### [AIM OF THE TASK]
Search the data for the string "being" and gather each line it is in.

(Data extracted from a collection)
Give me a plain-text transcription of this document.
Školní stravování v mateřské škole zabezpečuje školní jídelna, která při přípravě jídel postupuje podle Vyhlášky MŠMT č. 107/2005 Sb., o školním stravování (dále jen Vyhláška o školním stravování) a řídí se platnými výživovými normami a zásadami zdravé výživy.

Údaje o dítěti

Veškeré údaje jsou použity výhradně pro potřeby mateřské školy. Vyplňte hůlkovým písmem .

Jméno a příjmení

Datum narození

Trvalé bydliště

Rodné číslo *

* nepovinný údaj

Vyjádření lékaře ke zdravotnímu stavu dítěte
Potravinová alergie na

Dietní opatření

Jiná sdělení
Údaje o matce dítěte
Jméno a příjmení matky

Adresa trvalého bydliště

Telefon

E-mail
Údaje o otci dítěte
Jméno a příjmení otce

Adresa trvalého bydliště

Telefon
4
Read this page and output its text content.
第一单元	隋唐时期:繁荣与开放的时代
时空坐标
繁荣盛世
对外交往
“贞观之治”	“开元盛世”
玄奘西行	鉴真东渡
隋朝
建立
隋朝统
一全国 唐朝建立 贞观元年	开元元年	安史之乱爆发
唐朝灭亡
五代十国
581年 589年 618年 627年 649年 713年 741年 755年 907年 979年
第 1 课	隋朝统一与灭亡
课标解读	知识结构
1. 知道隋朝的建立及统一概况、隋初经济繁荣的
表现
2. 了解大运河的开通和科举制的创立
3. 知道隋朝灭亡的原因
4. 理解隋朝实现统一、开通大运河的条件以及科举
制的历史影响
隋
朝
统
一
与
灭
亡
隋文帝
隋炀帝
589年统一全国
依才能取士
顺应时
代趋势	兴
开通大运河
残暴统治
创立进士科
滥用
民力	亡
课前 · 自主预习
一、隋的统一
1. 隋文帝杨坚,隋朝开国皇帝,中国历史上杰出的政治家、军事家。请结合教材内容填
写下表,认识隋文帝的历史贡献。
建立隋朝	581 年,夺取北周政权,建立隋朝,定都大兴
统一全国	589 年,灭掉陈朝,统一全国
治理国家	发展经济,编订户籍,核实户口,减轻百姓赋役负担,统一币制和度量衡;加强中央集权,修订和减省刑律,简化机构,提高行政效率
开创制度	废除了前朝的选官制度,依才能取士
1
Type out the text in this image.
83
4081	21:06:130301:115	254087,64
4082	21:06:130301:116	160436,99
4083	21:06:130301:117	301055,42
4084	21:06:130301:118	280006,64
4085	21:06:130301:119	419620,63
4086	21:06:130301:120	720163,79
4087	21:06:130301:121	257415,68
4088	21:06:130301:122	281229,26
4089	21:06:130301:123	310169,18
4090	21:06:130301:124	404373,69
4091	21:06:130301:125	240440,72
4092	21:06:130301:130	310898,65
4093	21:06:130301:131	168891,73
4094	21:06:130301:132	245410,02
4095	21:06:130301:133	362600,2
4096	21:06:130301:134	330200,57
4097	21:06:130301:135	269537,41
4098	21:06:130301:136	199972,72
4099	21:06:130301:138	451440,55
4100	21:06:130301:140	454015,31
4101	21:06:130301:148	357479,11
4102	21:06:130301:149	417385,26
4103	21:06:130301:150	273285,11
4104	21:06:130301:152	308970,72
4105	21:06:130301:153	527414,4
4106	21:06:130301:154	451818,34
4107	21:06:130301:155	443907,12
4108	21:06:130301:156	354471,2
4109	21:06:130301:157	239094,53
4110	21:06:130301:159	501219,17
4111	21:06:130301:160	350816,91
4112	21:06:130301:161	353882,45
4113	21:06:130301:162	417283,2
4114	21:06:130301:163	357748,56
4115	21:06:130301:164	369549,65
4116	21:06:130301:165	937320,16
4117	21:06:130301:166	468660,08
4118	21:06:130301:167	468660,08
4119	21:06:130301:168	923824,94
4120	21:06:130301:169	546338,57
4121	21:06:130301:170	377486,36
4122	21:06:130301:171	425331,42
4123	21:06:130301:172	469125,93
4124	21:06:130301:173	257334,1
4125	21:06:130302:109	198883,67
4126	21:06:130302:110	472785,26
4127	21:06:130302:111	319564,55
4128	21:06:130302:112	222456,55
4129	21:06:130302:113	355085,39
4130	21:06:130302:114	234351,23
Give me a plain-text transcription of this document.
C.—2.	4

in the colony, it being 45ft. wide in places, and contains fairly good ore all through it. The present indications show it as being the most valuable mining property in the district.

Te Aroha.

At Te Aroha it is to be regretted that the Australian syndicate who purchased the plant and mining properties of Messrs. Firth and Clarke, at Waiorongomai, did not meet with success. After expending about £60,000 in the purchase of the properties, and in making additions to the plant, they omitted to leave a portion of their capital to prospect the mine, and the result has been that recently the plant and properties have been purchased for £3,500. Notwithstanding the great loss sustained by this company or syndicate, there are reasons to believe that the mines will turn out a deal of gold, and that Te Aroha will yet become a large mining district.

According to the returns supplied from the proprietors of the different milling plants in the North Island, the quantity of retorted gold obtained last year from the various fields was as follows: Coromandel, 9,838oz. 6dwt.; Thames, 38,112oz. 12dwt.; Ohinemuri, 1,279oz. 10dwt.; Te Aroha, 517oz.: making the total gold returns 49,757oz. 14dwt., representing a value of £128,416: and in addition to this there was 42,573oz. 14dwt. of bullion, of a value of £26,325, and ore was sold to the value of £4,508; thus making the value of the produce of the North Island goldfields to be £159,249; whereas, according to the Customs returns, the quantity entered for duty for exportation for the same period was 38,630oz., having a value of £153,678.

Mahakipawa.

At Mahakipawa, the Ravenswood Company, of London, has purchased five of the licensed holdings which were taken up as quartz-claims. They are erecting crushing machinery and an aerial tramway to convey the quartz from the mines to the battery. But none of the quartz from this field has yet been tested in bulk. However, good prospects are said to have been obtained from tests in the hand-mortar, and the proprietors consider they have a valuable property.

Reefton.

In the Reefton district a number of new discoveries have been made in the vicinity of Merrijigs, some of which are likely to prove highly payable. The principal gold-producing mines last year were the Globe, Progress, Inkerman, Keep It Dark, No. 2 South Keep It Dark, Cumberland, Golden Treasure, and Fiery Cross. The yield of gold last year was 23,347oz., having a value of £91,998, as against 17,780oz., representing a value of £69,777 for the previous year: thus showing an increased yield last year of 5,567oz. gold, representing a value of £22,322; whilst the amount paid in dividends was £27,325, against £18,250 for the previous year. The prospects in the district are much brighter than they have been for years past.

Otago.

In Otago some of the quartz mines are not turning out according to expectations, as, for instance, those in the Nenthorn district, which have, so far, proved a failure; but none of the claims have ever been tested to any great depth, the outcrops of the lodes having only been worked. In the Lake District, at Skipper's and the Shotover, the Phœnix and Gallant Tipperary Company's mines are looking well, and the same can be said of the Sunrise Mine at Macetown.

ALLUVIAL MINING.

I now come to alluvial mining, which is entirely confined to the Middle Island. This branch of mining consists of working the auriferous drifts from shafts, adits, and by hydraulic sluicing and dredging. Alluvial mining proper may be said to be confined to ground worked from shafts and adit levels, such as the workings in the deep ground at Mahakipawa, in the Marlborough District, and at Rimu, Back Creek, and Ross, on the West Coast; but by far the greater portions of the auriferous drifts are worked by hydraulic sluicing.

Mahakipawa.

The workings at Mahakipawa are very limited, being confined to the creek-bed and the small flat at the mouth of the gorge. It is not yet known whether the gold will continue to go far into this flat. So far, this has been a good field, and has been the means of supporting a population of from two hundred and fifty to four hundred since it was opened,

### [THE ANSWER]
in the colony, it being 45ft. wide in places, and contains fairly good ore all through it. The present indications show it as being the most valuable mining property in the district.
The workings at Mahakipawa are very limited, being confined to the creek-bed and the small flat at the mouth of the gorge. It is not yet known whether the gold will continue to go far into this flat. So far, this has been a good field, and has been the means of supporting a population of from two hundred and fifty to four hundred since it was opened,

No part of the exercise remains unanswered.